Take the material below and retype it in full; pictures are left out.

(Items from a dataset)
□ □ □ □ □

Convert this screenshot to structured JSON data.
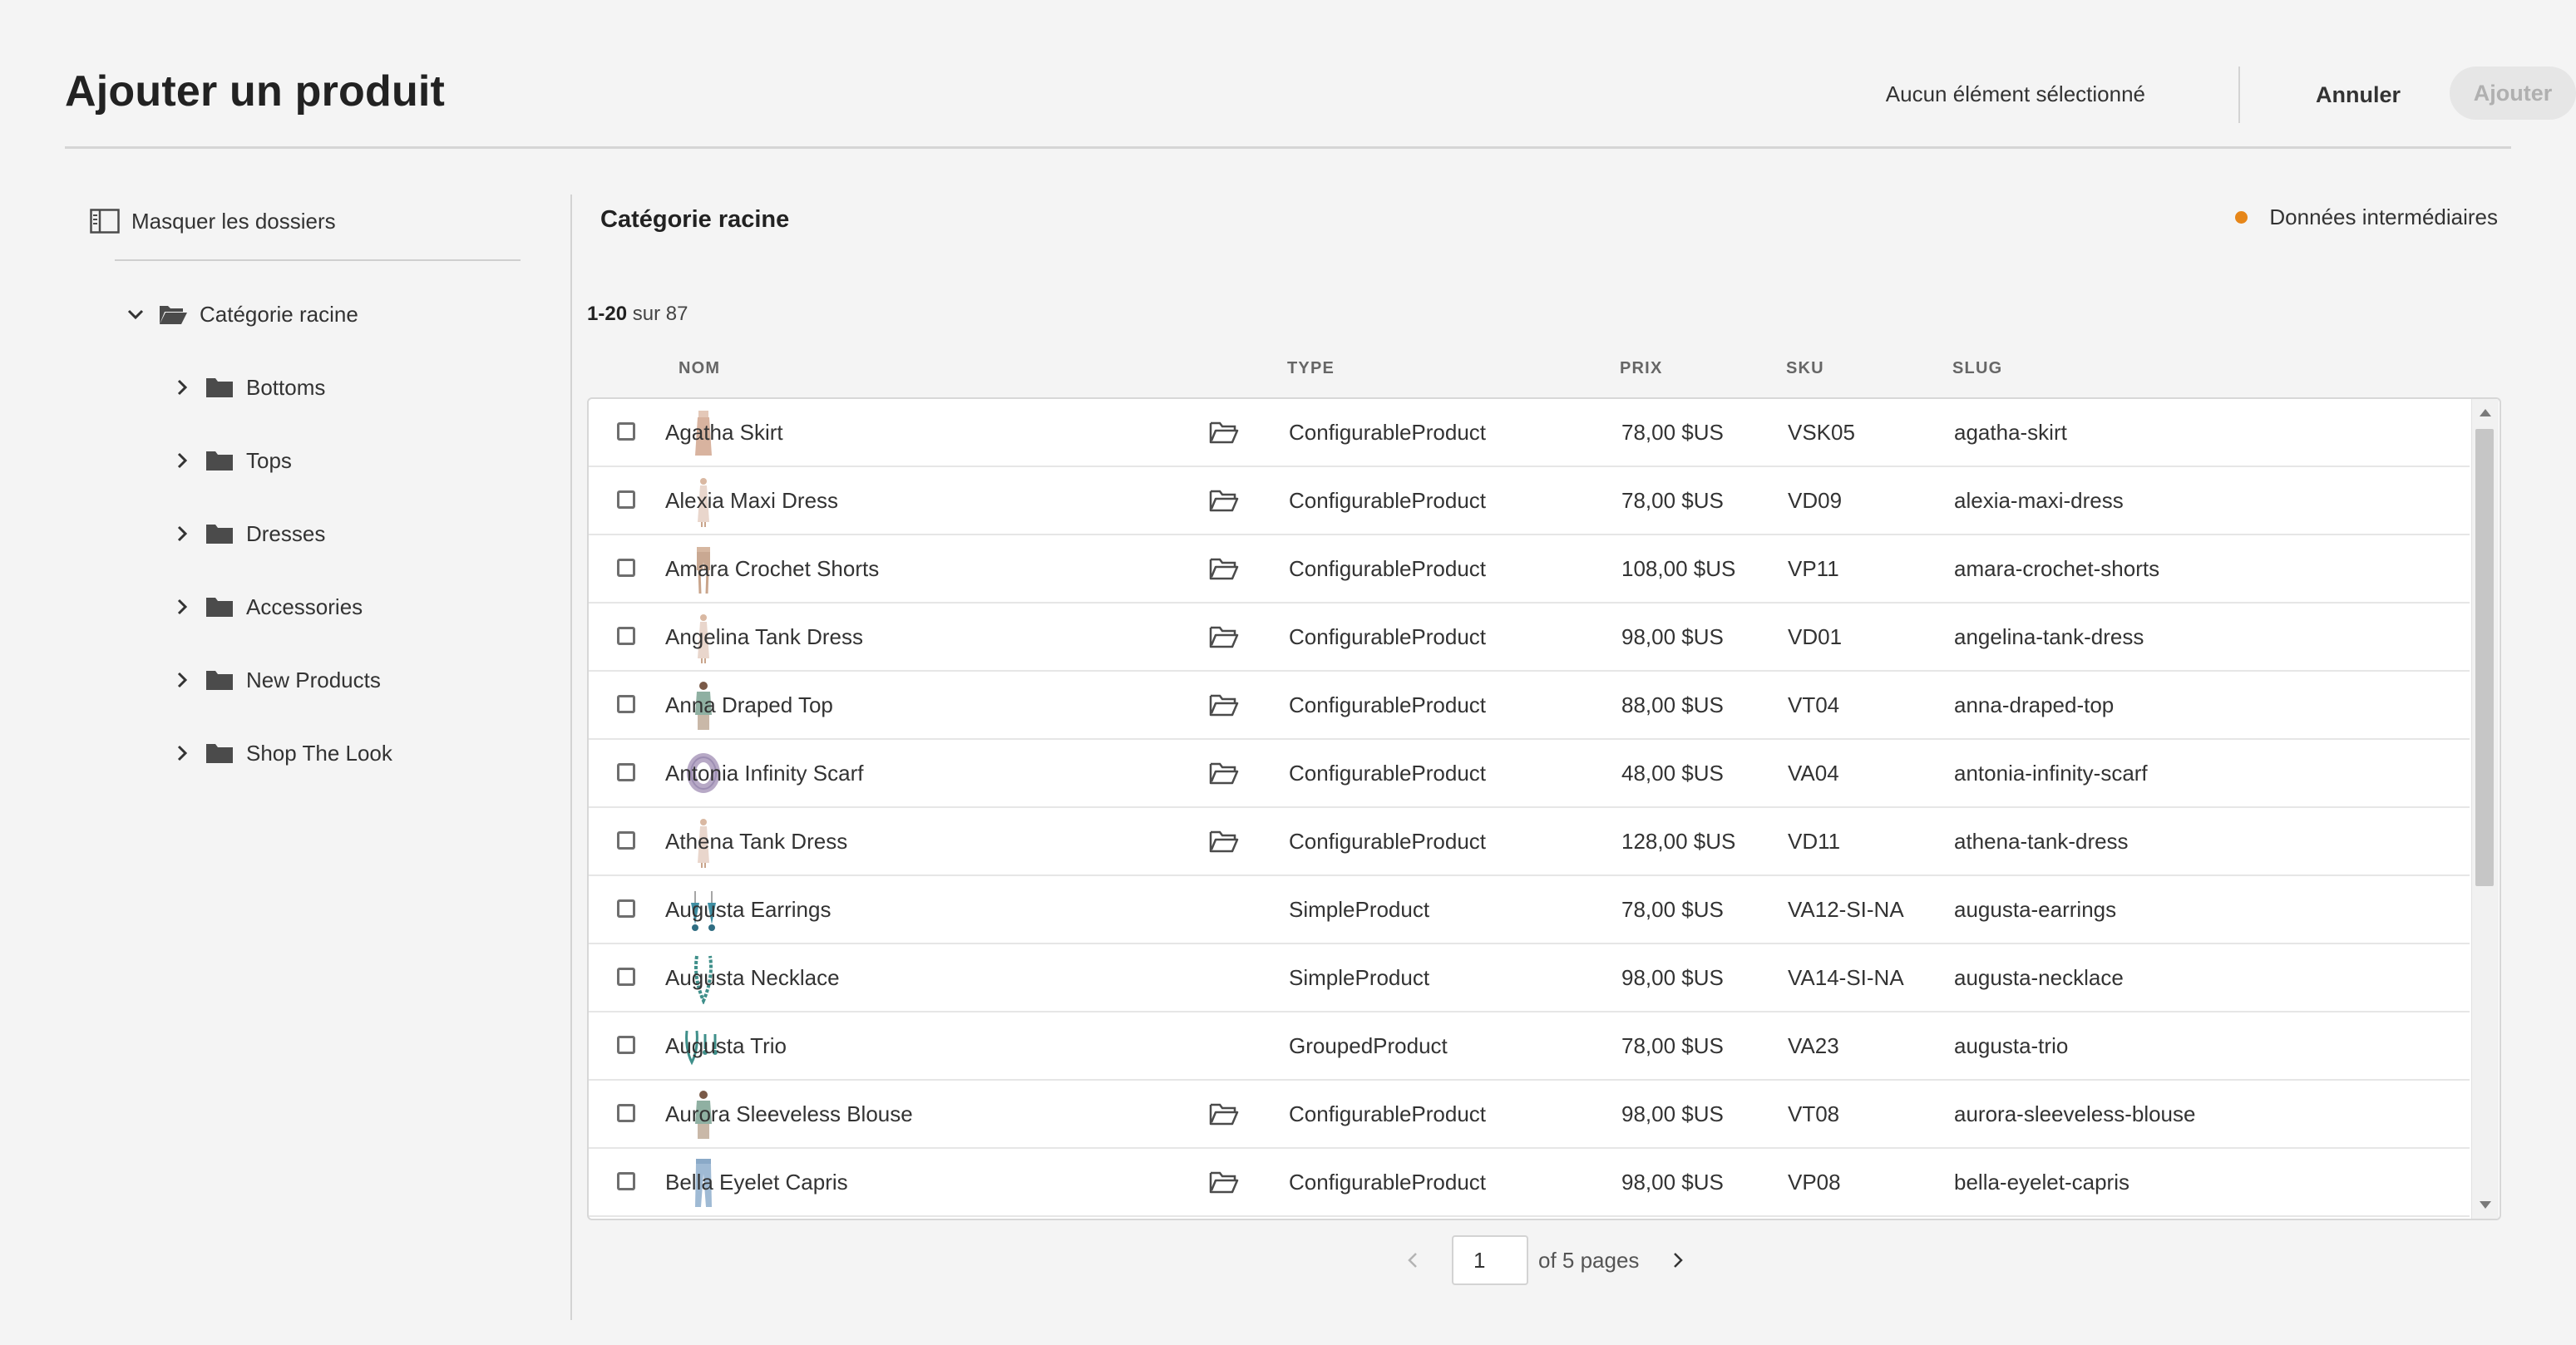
{
  "header": {
    "title": "Ajouter un produit",
    "selection_status": "Aucun élément sélectionné",
    "cancel_label": "Annuler",
    "add_label": "Ajouter"
  },
  "sidebar": {
    "hide_folders_label": "Masquer les dossiers",
    "root_label": "Catégorie racine",
    "items": [
      {
        "label": "Bottoms"
      },
      {
        "label": "Tops"
      },
      {
        "label": "Dresses"
      },
      {
        "label": "Accessories"
      },
      {
        "label": "New Products"
      },
      {
        "label": "Shop The Look"
      }
    ]
  },
  "main": {
    "title": "Catégorie racine",
    "legend_label": "Données intermédiaires",
    "legend_color": "#e68619",
    "count_range": "1-20",
    "count_rest": " sur 87",
    "columns": {
      "name": "NOM",
      "type": "TYPE",
      "price": "PRIX",
      "sku": "SKU",
      "slug": "SLUG"
    },
    "rows": [
      {
        "name": "Agatha Skirt",
        "type": "ConfigurableProduct",
        "price": "78,00 $US",
        "sku": "VSK05",
        "slug": "agatha-skirt",
        "has_folder": true,
        "thumb": "skirt"
      },
      {
        "name": "Alexia Maxi Dress",
        "type": "ConfigurableProduct",
        "price": "78,00 $US",
        "sku": "VD09",
        "slug": "alexia-maxi-dress",
        "has_folder": true,
        "thumb": "dress"
      },
      {
        "name": "Amara Crochet Shorts",
        "type": "ConfigurableProduct",
        "price": "108,00 $US",
        "sku": "VP11",
        "slug": "amara-crochet-shorts",
        "has_folder": true,
        "thumb": "shorts"
      },
      {
        "name": "Angelina Tank Dress",
        "type": "ConfigurableProduct",
        "price": "98,00 $US",
        "sku": "VD01",
        "slug": "angelina-tank-dress",
        "has_folder": true,
        "thumb": "dress"
      },
      {
        "name": "Anna Draped Top",
        "type": "ConfigurableProduct",
        "price": "88,00 $US",
        "sku": "VT04",
        "slug": "anna-draped-top",
        "has_folder": true,
        "thumb": "top"
      },
      {
        "name": "Antonia Infinity Scarf",
        "type": "ConfigurableProduct",
        "price": "48,00 $US",
        "sku": "VA04",
        "slug": "antonia-infinity-scarf",
        "has_folder": true,
        "thumb": "scarf"
      },
      {
        "name": "Athena Tank Dress",
        "type": "ConfigurableProduct",
        "price": "128,00 $US",
        "sku": "VD11",
        "slug": "athena-tank-dress",
        "has_folder": true,
        "thumb": "dress"
      },
      {
        "name": "Augusta Earrings",
        "type": "SimpleProduct",
        "price": "78,00 $US",
        "sku": "VA12-SI-NA",
        "slug": "augusta-earrings",
        "has_folder": false,
        "thumb": "earrings"
      },
      {
        "name": "Augusta Necklace",
        "type": "SimpleProduct",
        "price": "98,00 $US",
        "sku": "VA14-SI-NA",
        "slug": "augusta-necklace",
        "has_folder": false,
        "thumb": "necklace"
      },
      {
        "name": "Augusta Trio",
        "type": "GroupedProduct",
        "price": "78,00 $US",
        "sku": "VA23",
        "slug": "augusta-trio",
        "has_folder": false,
        "thumb": "trio"
      },
      {
        "name": "Aurora Sleeveless Blouse",
        "type": "ConfigurableProduct",
        "price": "98,00 $US",
        "sku": "VT08",
        "slug": "aurora-sleeveless-blouse",
        "has_folder": true,
        "thumb": "top"
      },
      {
        "name": "Bella Eyelet Capris",
        "type": "ConfigurableProduct",
        "price": "98,00 $US",
        "sku": "VP08",
        "slug": "bella-eyelet-capris",
        "has_folder": true,
        "thumb": "pants"
      }
    ]
  },
  "pagination": {
    "current_page": "1",
    "of_pages": "of 5 pages"
  }
}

□ □ □ □ □

> _WRITTEN SOLUTION_
Convert this screenshot to structured JSON data.
{
  "header": {
    "title": "Ajouter un produit",
    "selection_status": "Aucun élément sélectionné",
    "cancel_label": "Annuler",
    "add_label": "Ajouter"
  },
  "sidebar": {
    "hide_folders_label": "Masquer les dossiers",
    "root_label": "Catégorie racine",
    "items": [
      {
        "label": "Bottoms"
      },
      {
        "label": "Tops"
      },
      {
        "label": "Dresses"
      },
      {
        "label": "Accessories"
      },
      {
        "label": "New Products"
      },
      {
        "label": "Shop The Look"
      }
    ]
  },
  "main": {
    "title": "Catégorie racine",
    "legend_label": "Données intermédiaires",
    "legend_color": "#e68619",
    "count_range": "1-20",
    "count_rest": " sur 87",
    "columns": {
      "name": "NOM",
      "type": "TYPE",
      "price": "PRIX",
      "sku": "SKU",
      "slug": "SLUG"
    },
    "rows": [
      {
        "name": "Agatha Skirt",
        "type": "ConfigurableProduct",
        "price": "78,00 $US",
        "sku": "VSK05",
        "slug": "agatha-skirt",
        "has_folder": true,
        "thumb": "skirt"
      },
      {
        "name": "Alexia Maxi Dress",
        "type": "ConfigurableProduct",
        "price": "78,00 $US",
        "sku": "VD09",
        "slug": "alexia-maxi-dress",
        "has_folder": true,
        "thumb": "dress"
      },
      {
        "name": "Amara Crochet Shorts",
        "type": "ConfigurableProduct",
        "price": "108,00 $US",
        "sku": "VP11",
        "slug": "amara-crochet-shorts",
        "has_folder": true,
        "thumb": "shorts"
      },
      {
        "name": "Angelina Tank Dress",
        "type": "ConfigurableProduct",
        "price": "98,00 $US",
        "sku": "VD01",
        "slug": "angelina-tank-dress",
        "has_folder": true,
        "thumb": "dress"
      },
      {
        "name": "Anna Draped Top",
        "type": "ConfigurableProduct",
        "price": "88,00 $US",
        "sku": "VT04",
        "slug": "anna-draped-top",
        "has_folder": true,
        "thumb": "top"
      },
      {
        "name": "Antonia Infinity Scarf",
        "type": "ConfigurableProduct",
        "price": "48,00 $US",
        "sku": "VA04",
        "slug": "antonia-infinity-scarf",
        "has_folder": true,
        "thumb": "scarf"
      },
      {
        "name": "Athena Tank Dress",
        "type": "ConfigurableProduct",
        "price": "128,00 $US",
        "sku": "VD11",
        "slug": "athena-tank-dress",
        "has_folder": true,
        "thumb": "dress"
      },
      {
        "name": "Augusta Earrings",
        "type": "SimpleProduct",
        "price": "78,00 $US",
        "sku": "VA12-SI-NA",
        "slug": "augusta-earrings",
        "has_folder": false,
        "thumb": "earrings"
      },
      {
        "name": "Augusta Necklace",
        "type": "SimpleProduct",
        "price": "98,00 $US",
        "sku": "VA14-SI-NA",
        "slug": "augusta-necklace",
        "has_folder": false,
        "thumb": "necklace"
      },
      {
        "name": "Augusta Trio",
        "type": "GroupedProduct",
        "price": "78,00 $US",
        "sku": "VA23",
        "slug": "augusta-trio",
        "has_folder": false,
        "thumb": "trio"
      },
      {
        "name": "Aurora Sleeveless Blouse",
        "type": "ConfigurableProduct",
        "price": "98,00 $US",
        "sku": "VT08",
        "slug": "aurora-sleeveless-blouse",
        "has_folder": true,
        "thumb": "top"
      },
      {
        "name": "Bella Eyelet Capris",
        "type": "ConfigurableProduct",
        "price": "98,00 $US",
        "sku": "VP08",
        "slug": "bella-eyelet-capris",
        "has_folder": true,
        "thumb": "pants"
      }
    ]
  },
  "pagination": {
    "current_page": "1",
    "of_pages": "of 5 pages"
  }
}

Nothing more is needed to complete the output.